Texte de lecture:
★ ★ ★

H.P. Lovecraft | La musique d’Erich Zann

où se construit l’art fantastique de Lovecraft, qui suggère tout et n’explique rien – magistral


 

La musique d’Erich Zann, une introduction


Il est probablement possible de comprendre Lovecraft sans se figurer Providence.

Mais le basculement dans Lovecraft s’est fait pour moi lorsque, après s’être garé downtown (nous revenions de Narragansett et remontions vers Boston), nous avons traversé à pied cette mince rivière encaissée dans des maisons noires, avant d’escalader les pentes de la vieille université, pour retrouver les chambres que Lovecraft n’a cessé d’y occuper.

C’est ce dispositif géographique qu’on retrouve de façon récurrente dans ses livres – et principalement dans Celui qui hante la nuit. Ici il est le noeud même de la fiction – une rue qu’on ne retrouve plus, un paysage depuis une haute fenêtre qui peut faire surgir ou disparaître la ville.

Et puis la musique. Lovecraft était-il remonté jusqu’à E.T.A. Hoffmann pour tout centrer sur le personnage d’un musicien, et ce mystère qu’est le violon, la transe qu’il sait provoquer ?

Un volet qui claque, le craquement de l’escalier la peur du vieil homme muet : le fantastique est sans accessoire, il part de la réalité la plus immédiate, et jamais il n’est aussi fort.

Dans le texte original, comme pour le Dupin de Poe, une référence à un Paris lointain : cette rue d’Auseil, le nom Blandot, ou le fait que Zann tend au narrateur un mot écrit en mauvais français ajoutent à l’énigme. Pourtant, la géographie de la ruelle est bien celle des ruelles qui, à Providence, tombent depuis la colline vers la rivière encaissée et le vieux centre.

Le violoniste de Grillparzer qui enchantait Kafka, le Gambarra de Balzac, la représentation de Don Giovanni jouxtant la chambre d’hôtel chez Hoffmann, jusqu’au Adrian Leverkühn du Doktor Faustus de Thomas Mann, lorsqu’un musicien intervient directement dans la littérature c’est d’abord la porte du fantastique qui s’ouvre – voilà le paysage que nous rejoignons avec Erich Zann.

★ ★ ★

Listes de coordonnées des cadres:
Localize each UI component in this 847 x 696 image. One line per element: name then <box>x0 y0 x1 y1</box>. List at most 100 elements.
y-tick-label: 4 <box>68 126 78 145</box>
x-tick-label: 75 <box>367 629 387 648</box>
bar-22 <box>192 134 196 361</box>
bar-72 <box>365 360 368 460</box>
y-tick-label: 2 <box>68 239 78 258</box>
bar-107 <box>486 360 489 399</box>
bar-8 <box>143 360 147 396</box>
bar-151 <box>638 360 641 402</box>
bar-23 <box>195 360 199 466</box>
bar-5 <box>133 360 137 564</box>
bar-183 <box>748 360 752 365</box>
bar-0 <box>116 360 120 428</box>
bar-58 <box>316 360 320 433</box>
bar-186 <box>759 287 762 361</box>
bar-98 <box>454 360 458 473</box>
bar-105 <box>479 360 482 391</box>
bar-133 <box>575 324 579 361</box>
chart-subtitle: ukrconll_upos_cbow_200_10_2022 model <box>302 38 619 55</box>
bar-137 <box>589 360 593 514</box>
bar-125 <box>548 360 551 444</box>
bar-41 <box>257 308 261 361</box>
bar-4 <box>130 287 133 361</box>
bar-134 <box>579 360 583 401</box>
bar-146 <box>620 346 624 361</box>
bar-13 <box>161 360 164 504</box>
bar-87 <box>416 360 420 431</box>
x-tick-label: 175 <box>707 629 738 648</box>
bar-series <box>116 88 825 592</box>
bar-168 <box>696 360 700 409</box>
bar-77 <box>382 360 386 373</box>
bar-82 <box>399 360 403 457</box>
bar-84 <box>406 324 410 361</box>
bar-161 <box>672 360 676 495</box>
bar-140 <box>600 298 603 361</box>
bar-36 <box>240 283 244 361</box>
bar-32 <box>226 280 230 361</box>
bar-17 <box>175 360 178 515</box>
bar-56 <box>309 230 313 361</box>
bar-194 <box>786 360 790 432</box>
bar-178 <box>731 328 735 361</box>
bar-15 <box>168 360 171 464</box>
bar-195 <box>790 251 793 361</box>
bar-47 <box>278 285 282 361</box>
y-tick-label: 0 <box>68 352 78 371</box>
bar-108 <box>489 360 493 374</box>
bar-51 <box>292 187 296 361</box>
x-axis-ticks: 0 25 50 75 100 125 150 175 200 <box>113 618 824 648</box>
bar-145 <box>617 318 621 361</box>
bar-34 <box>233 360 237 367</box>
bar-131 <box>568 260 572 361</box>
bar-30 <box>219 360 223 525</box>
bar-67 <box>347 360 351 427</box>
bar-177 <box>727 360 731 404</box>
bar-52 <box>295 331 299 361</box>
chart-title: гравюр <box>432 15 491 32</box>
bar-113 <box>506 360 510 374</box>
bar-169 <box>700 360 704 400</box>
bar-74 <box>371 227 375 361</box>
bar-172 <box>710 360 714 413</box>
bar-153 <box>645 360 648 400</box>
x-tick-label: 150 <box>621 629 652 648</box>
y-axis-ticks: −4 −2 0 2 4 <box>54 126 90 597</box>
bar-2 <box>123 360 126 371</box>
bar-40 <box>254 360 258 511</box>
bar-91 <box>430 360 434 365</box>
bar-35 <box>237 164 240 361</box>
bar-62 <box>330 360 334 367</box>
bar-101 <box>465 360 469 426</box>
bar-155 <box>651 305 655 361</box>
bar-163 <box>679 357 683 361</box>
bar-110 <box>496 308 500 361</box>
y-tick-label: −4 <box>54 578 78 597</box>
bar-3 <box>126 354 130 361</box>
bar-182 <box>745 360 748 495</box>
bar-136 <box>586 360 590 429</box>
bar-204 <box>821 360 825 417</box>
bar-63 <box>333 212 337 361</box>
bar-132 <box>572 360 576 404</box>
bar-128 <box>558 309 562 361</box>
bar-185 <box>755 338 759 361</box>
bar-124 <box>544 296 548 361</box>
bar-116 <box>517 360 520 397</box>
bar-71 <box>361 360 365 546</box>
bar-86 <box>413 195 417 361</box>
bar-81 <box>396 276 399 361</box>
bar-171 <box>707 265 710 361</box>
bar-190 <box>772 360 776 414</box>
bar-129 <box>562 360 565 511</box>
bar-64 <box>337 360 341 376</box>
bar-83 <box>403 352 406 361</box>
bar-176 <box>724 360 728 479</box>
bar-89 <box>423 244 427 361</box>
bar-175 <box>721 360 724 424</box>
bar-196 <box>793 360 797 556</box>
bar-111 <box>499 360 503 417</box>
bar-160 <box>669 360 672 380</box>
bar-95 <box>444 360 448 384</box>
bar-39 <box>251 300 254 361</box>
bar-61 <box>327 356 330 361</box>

★ ★ ★

Consignes:
1. Recopiez le passage de l'introduction à La musique d'Erich Zann compris entre « C’est ce dispositif » et « disparaître la ville. », inclus, en remplaçant « fenêtre » par « lucarne ».
2. Poursuivez l'introduction à La musique d'Erich Zann à partir de sa dernière phrase.

Réponses ci-dessous:
1.
C’est ce dispositif géographique qu’on retrouve de façon récurrente dans ses livres – et principalement dans Celui qui hante la nuit. Ici il est le noeud même de la fiction – une rue qu’on ne retrouve plus, un paysage depuis une haute lucarne qui peut faire surgir ou disparaître la ville.

2.
Et puis il y a un autre mystère, qui pourrait suffire à nous faire lire ce texte de façon incantatoire, presque mystique : Lovecraft n’était guère attiré par la musique, surtout par l’apparât par lequel à Boston, concert ou opéra, elle se donne. Il exécrait le jazz, probablement pour des raisons encore moins saines. Mais, jeune, il a étudié le violon.

Et souvent, dans ses lettres, ou les témoignages qu’on a de sa conversation, lorsqu’il veut parler de la construction d’un récit, de l’effet d’hypnose que peut créer une histoire, lorsqu’il a besoin aussi de métaphores techniques, c’est au violon qu’il les prend. Alors peut-être dans ce curieux récit, face à la nuit de Providence, et dans ce mystère de la maison qu’on ne retrouve jamais, pouvons-nous aussi peut-être lire Erich Zann comme lui-même, Lovecraft, dans son art diabolique du récit, et le prix que lui, qui raconte, doit payer et que nous ne savons pas.

Sonia rapporte qu’il a dû abandonner l’instrument à cause de ses propres problèmes nerveux. Est-ce qu’ici ce ne serait pas le vrai point de départ, ce hérissement nerveux mais constamment appelant et vertigineux du jeu à l’archet ?

Bien d’autres mystères, dans ce texte admirable jusqu’à ce mort qui, à la toute fin, continue de jouer : une musique qu’on oppose à un bruit pour le tenir à distance, voilà une technique employée aujourd’hui dans certains dispositifs acoustiques les plus en pointe.

Ou le jeu narratif compliqué de ces papiers échangés, les notes prises et le récit de Zann détruit avait qu’il ait été possible au narrateur d’en prendre connaissance.

Lovecraft a publié ce récit solide comme une pierre en mars 1922 dans le National Amateur.

FB

 Ci-dessus : Dominique Pifarély, Argenteuil, mars 2007.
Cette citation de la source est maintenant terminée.